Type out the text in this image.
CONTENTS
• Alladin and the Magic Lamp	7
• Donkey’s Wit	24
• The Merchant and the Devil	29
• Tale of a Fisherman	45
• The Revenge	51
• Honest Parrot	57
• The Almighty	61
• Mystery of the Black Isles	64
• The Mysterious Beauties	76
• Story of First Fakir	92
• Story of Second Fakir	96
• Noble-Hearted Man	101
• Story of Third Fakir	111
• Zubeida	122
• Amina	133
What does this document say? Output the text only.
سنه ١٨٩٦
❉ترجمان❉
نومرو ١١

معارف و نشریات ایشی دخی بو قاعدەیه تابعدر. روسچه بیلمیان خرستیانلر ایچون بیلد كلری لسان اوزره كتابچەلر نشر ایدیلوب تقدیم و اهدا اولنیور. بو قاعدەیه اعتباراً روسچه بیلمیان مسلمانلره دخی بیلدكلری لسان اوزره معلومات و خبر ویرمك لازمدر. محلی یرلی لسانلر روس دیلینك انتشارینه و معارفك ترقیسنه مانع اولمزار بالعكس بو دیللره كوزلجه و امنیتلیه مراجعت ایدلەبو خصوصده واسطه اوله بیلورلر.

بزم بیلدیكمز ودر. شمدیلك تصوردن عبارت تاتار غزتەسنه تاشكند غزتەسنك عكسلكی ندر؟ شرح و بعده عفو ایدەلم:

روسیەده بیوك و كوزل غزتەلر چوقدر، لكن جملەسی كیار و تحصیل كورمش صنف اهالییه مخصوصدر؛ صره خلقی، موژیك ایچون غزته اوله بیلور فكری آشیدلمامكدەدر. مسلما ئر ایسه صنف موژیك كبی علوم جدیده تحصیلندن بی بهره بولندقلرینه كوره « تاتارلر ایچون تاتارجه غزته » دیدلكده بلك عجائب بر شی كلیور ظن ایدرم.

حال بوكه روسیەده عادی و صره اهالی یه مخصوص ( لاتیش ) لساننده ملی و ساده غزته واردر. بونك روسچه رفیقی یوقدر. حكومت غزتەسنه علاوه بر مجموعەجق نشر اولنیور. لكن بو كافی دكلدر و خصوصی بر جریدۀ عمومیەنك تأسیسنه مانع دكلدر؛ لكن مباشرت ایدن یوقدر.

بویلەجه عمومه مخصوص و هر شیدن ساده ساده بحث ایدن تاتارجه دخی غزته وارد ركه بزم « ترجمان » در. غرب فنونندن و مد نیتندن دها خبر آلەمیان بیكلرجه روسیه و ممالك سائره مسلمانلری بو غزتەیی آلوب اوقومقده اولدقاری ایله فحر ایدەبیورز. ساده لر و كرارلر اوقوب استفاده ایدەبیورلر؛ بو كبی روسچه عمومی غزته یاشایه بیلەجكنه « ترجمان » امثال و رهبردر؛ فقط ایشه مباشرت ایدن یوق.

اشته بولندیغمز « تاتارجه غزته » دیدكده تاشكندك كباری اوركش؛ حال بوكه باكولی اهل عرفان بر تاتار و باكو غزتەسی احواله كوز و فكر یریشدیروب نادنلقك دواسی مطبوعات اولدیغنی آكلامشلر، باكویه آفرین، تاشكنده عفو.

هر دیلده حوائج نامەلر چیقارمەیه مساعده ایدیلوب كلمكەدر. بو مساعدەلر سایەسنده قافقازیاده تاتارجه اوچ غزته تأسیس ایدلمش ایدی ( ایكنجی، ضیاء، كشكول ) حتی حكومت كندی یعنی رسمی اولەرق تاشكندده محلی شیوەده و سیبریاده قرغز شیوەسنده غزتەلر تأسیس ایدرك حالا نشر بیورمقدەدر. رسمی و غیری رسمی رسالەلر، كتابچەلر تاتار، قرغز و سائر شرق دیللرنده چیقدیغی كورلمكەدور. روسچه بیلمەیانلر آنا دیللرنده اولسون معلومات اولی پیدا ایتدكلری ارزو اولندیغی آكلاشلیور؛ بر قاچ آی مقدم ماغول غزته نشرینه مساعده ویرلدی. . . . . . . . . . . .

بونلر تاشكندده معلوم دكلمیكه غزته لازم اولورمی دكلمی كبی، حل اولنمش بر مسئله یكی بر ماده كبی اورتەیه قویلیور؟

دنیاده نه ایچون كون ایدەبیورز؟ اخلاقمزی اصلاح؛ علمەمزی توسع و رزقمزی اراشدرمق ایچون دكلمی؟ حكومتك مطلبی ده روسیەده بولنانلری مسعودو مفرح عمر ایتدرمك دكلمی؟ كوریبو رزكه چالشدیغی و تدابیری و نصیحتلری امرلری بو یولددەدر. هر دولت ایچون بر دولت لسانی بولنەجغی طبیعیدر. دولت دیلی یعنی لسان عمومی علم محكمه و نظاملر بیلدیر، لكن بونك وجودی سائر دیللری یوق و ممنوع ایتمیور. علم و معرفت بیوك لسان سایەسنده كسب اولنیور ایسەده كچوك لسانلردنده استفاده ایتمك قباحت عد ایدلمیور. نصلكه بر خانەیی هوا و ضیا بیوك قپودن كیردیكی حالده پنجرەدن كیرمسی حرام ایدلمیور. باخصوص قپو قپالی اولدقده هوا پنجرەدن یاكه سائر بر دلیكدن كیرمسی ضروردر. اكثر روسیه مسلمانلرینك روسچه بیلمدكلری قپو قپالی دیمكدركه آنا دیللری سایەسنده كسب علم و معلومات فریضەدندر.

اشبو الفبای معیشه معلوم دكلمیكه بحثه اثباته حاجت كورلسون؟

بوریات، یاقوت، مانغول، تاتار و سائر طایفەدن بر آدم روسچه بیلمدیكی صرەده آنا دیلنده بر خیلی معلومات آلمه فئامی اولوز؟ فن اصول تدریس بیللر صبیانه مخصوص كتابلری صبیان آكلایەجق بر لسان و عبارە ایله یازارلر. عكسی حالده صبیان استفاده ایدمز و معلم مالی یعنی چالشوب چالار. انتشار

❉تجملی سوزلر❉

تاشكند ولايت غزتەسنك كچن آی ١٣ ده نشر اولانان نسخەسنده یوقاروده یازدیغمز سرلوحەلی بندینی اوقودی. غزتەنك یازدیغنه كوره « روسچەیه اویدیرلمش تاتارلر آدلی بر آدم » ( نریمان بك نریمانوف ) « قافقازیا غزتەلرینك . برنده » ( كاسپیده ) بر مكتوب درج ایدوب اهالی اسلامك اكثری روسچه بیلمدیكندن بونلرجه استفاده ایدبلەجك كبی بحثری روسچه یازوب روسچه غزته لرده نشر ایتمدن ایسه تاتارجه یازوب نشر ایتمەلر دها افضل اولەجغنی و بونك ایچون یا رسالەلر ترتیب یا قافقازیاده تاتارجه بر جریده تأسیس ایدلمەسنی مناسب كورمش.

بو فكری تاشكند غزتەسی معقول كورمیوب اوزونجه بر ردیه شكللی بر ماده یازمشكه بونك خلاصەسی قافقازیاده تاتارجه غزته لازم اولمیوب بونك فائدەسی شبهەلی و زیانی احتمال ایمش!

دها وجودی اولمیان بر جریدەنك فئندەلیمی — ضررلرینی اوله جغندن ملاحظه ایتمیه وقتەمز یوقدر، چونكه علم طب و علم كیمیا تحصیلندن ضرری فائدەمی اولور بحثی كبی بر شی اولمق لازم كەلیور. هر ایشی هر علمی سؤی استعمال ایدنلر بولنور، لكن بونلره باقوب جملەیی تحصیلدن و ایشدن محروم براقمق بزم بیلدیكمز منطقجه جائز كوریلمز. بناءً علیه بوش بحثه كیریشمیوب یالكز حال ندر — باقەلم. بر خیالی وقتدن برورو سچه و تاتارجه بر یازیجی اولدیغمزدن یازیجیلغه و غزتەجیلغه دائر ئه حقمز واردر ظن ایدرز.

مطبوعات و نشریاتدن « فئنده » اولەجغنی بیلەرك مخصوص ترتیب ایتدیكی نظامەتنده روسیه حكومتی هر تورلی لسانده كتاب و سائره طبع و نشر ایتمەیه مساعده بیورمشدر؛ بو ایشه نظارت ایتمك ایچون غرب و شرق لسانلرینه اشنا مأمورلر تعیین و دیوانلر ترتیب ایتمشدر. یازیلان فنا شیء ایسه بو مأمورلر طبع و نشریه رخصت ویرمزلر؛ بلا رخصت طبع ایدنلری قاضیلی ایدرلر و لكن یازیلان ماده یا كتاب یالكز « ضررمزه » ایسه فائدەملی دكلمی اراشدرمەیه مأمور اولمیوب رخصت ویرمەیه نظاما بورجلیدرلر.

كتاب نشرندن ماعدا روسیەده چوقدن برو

* [WHAT THE EXERCISE ASKS] Go through the listing above and pull out each line containing the word "كورمش".

* [SOLUTION TO THE PROBLEM]
روسیەده بیوك و كوزل غزتەلر چوقدر، لكن جملەسی كیار و تحصیل كورمش صنف اهالییه مخصوصدر؛ صره خلقی، موژیك ایچون غزته اوله بیلور فكری آشیدلمامكدەدر. مسلما ئر ایسه صنف موژیك كبی علوم جدیده تحصیلندن بی بهره بولندقلرینه كوره « تاتارلر ایچون تاتارجه غزته » دیدلكده بلك عجائب بر شی كلیور ظن ایدرم.
تاشكند ولايت غزتەسنك كچن آی ١٣ ده نشر اولانان نسخەسنده یوقاروده یازدیغمز سرلوحەلی بندینی اوقودی. غزتەنك یازدیغنه كوره « روسچەیه اویدیرلمش تاتارلر آدلی بر آدم » ( نریمان بك نریمانوف ) « قافقازیا غزتەلرینك . برنده » ( كاسپیده ) بر مكتوب درج ایدوب اهالی اسلامك اكثری روسچه بیلمدیكندن بونلرجه استفاده ایدبلەجك كبی بحثری روسچه یازوب روسچه غزته لرده نشر ایتمدن ایسه تاتارجه یازوب نشر ایتمەلر دها افضل اولەجغنی و بونك ایچون یا رسالەلر ترتیب یا قافقازیاده تاتارجه بر جریده تأسیس ایدلمەسنی مناسب كورمش.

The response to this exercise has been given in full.